> [INFORMATION PROVIDED]
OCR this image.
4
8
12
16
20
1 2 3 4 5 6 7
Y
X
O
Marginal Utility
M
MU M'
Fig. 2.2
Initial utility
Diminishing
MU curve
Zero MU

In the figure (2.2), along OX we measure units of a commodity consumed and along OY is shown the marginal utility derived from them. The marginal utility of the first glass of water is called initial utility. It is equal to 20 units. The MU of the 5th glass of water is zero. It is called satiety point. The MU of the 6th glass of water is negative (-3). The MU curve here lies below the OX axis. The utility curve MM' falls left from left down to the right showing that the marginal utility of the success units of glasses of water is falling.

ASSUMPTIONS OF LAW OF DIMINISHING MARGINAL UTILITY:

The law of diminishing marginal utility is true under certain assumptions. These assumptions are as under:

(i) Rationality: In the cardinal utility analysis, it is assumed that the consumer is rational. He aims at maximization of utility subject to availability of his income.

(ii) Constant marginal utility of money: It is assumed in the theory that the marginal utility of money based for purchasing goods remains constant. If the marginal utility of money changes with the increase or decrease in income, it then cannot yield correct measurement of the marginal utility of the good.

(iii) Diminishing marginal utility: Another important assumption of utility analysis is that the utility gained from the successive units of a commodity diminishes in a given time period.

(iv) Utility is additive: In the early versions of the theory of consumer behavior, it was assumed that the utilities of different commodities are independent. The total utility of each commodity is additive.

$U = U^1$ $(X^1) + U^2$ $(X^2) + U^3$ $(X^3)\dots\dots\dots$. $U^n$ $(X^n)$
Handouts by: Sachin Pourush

> [TO DO]
Return all of the entries word for word.

> [TASK ANSWER]
OCR this image.
4
8
12
16
20
1 2 3 4 5 6 7
Y
X
O
Marginal Utility
M
MU M'
Fig. 2.2
Initial utility
Diminishing
MU curve
Zero MU

In the figure (2.2), along OX we measure units of a commodity consumed and along OY is shown the marginal utility derived from them. The marginal utility of the first glass of water is called initial utility. It is equal to 20 units. The MU of the 5th glass of water is zero. It is called satiety point. The MU of the 6th glass of water is negative (-3). The MU curve here lies below the OX axis. The utility curve MM' falls left from left down to the right showing that the marginal utility of the success units of glasses of water is falling.

ASSUMPTIONS OF LAW OF DIMINISHING MARGINAL UTILITY:

The law of diminishing marginal utility is true under certain assumptions. These assumptions are as under:

(i) Rationality: In the cardinal utility analysis, it is assumed that the consumer is rational. He aims at maximization of utility subject to availability of his income.

(ii) Constant marginal utility of money: It is assumed in the theory that the marginal utility of money based for purchasing goods remains constant. If the marginal utility of money changes with the increase or decrease in income, it then cannot yield correct measurement of the marginal utility of the good.

(iii) Diminishing marginal utility: Another important assumption of utility analysis is that the utility gained from the successive units of a commodity diminishes in a given time period.

(iv) Utility is additive: In the early versions of the theory of consumer behavior, it was assumed that the utilities of different commodities are independent. The total utility of each commodity is additive.

$U = U^1$ $(X^1) + U^2$ $(X^2) + U^3$ $(X^3)\dots\dots\dots$. $U^n$ $(X^n)$
Handouts by: Sachin Pourush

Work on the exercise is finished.